Written request:
Find and copy each line of the records where the string "کشورمان" shows up.

— Begin —

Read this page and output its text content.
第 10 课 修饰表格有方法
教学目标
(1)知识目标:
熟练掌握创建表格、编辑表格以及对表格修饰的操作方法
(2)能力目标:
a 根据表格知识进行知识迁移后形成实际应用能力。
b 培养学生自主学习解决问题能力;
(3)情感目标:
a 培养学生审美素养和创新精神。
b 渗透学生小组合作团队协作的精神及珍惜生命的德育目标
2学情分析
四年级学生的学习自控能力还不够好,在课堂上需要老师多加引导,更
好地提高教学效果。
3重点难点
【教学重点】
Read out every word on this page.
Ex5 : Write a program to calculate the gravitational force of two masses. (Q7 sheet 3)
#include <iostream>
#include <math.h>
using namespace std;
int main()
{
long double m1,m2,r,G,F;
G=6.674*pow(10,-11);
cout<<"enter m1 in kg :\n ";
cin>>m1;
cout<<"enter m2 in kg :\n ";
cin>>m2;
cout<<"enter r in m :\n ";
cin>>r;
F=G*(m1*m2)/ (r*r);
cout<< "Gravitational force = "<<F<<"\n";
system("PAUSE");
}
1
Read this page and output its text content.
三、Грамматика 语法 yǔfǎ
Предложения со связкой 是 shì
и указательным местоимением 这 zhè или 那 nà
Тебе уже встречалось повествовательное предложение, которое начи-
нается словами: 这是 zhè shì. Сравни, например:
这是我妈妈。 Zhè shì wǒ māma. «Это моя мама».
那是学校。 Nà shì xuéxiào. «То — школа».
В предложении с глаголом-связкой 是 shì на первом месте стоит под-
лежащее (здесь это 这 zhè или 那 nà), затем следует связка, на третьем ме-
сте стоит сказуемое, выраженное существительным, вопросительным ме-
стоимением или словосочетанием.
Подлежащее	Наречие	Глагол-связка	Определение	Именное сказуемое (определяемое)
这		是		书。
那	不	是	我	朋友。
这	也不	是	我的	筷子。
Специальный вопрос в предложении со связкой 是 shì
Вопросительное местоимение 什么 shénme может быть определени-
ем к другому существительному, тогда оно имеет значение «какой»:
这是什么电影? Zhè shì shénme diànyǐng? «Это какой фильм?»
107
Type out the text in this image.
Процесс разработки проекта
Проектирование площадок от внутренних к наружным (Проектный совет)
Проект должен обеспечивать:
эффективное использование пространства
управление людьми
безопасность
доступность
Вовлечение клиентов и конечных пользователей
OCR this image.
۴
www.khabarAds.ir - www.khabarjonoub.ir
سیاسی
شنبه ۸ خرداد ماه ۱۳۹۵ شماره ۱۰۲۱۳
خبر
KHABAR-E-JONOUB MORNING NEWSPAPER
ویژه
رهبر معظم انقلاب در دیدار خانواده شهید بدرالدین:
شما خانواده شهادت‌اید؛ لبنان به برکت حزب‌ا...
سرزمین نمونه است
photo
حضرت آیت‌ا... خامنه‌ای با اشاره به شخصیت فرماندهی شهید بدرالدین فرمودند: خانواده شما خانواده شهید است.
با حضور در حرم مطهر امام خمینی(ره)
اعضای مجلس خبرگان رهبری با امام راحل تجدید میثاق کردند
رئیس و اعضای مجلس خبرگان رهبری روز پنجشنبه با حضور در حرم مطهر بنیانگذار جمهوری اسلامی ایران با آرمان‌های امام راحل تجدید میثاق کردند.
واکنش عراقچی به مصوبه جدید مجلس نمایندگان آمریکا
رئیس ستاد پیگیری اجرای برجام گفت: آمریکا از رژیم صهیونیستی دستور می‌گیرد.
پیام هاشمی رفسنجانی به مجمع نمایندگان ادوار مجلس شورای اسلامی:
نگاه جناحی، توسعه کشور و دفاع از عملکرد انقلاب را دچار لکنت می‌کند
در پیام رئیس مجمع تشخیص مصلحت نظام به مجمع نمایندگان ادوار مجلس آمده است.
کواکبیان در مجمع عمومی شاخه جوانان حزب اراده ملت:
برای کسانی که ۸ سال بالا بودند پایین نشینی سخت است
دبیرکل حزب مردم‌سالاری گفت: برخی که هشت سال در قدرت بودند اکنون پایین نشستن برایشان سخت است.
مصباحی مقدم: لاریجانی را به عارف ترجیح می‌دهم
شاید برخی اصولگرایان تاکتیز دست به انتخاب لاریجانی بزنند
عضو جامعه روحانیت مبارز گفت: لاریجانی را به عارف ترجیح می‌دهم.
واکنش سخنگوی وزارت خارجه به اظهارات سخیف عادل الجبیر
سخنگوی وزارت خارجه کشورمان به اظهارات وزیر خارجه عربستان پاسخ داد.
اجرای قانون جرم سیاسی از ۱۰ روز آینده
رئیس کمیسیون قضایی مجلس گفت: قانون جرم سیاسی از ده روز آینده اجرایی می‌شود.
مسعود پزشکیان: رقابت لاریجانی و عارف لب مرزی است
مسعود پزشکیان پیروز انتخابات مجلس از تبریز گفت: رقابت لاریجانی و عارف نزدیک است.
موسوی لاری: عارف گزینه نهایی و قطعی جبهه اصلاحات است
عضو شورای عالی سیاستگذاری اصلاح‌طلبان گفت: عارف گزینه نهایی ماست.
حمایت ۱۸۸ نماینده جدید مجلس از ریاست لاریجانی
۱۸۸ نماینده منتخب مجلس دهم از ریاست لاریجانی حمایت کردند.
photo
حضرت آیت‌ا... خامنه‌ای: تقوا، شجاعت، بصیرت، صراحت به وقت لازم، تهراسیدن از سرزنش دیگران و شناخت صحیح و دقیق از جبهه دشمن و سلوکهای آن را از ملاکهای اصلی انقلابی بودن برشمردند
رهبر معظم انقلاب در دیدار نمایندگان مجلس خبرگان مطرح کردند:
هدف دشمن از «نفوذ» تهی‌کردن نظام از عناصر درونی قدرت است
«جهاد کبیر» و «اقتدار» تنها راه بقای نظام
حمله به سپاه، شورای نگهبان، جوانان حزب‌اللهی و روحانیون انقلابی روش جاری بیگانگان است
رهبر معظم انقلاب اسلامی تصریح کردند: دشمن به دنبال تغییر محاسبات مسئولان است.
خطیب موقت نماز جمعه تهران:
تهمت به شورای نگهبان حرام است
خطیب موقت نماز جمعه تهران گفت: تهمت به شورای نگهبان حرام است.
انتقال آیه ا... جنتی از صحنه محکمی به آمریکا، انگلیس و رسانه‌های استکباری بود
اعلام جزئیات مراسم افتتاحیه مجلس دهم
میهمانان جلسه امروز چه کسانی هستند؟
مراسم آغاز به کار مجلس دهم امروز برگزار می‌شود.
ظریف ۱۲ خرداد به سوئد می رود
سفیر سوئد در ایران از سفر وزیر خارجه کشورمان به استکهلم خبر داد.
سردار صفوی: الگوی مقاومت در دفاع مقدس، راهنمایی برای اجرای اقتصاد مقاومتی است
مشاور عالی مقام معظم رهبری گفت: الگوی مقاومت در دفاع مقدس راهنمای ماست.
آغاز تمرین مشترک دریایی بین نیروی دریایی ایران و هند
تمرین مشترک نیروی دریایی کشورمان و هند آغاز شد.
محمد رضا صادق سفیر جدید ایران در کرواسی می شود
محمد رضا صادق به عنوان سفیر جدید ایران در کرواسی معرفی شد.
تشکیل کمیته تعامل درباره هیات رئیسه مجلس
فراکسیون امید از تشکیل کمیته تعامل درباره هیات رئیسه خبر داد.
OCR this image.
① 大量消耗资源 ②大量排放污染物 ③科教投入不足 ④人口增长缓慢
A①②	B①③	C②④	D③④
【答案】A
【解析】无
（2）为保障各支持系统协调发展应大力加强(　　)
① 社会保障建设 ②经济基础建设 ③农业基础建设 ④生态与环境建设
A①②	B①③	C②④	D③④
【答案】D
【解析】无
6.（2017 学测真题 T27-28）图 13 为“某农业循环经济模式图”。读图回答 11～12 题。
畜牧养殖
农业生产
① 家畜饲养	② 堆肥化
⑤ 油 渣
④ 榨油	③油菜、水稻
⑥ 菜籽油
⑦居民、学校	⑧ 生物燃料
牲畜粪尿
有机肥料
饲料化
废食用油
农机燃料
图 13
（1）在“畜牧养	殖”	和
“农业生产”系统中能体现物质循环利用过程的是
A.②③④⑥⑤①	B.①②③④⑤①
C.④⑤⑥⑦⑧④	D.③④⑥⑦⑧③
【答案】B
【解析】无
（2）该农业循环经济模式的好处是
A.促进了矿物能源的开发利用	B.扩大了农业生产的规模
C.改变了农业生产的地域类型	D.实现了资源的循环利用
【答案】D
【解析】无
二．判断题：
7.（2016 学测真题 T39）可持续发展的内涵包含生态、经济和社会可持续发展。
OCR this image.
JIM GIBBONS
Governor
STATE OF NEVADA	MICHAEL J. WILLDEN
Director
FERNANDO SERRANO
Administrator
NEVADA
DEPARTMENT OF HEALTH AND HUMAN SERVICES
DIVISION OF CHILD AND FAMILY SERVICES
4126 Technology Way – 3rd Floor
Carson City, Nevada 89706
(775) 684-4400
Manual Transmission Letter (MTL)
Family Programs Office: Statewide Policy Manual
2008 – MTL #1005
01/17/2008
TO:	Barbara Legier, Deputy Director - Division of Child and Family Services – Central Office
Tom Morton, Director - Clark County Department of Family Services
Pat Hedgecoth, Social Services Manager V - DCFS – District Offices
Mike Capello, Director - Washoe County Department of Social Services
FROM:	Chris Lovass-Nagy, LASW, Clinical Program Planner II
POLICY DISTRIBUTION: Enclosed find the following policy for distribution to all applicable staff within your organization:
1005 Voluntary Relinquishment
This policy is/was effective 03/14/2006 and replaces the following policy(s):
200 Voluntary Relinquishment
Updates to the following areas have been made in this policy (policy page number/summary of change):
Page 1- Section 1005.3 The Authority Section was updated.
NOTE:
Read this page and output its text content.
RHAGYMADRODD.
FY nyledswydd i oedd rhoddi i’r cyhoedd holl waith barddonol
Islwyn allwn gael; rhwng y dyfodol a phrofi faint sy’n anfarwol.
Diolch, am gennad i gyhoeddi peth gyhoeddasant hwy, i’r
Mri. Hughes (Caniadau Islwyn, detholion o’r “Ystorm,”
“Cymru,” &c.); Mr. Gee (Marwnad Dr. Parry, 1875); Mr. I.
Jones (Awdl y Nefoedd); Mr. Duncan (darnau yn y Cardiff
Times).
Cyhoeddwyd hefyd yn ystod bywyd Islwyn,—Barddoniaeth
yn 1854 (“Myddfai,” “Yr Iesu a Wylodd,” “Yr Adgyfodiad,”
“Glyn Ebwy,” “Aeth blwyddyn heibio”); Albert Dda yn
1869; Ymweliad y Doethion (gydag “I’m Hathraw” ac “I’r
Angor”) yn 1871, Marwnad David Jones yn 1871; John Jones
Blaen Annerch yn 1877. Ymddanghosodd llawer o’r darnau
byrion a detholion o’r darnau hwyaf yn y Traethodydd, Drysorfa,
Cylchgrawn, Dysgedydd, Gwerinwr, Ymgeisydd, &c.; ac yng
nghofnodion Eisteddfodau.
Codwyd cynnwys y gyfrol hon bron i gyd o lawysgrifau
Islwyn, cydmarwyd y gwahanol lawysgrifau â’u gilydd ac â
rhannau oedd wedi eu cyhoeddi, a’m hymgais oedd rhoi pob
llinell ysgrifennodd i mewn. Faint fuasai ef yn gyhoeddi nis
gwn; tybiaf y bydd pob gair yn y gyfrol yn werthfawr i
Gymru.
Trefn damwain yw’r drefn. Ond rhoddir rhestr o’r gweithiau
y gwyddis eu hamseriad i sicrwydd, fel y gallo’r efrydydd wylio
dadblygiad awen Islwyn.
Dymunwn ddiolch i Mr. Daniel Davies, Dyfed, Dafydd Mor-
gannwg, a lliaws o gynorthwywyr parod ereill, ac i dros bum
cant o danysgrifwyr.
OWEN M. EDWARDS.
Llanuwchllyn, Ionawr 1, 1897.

— End —

Final result:
سخنگوی وزارت خارجه کشورمان به اظهارات وزیر خارجه عربستان پاسخ داد.
سفیر سوئد در ایران از سفر وزیر خارجه کشورمان به استکهلم خبر داد.
تمرین مشترک نیروی دریایی کشورمان و هند آغاز شد.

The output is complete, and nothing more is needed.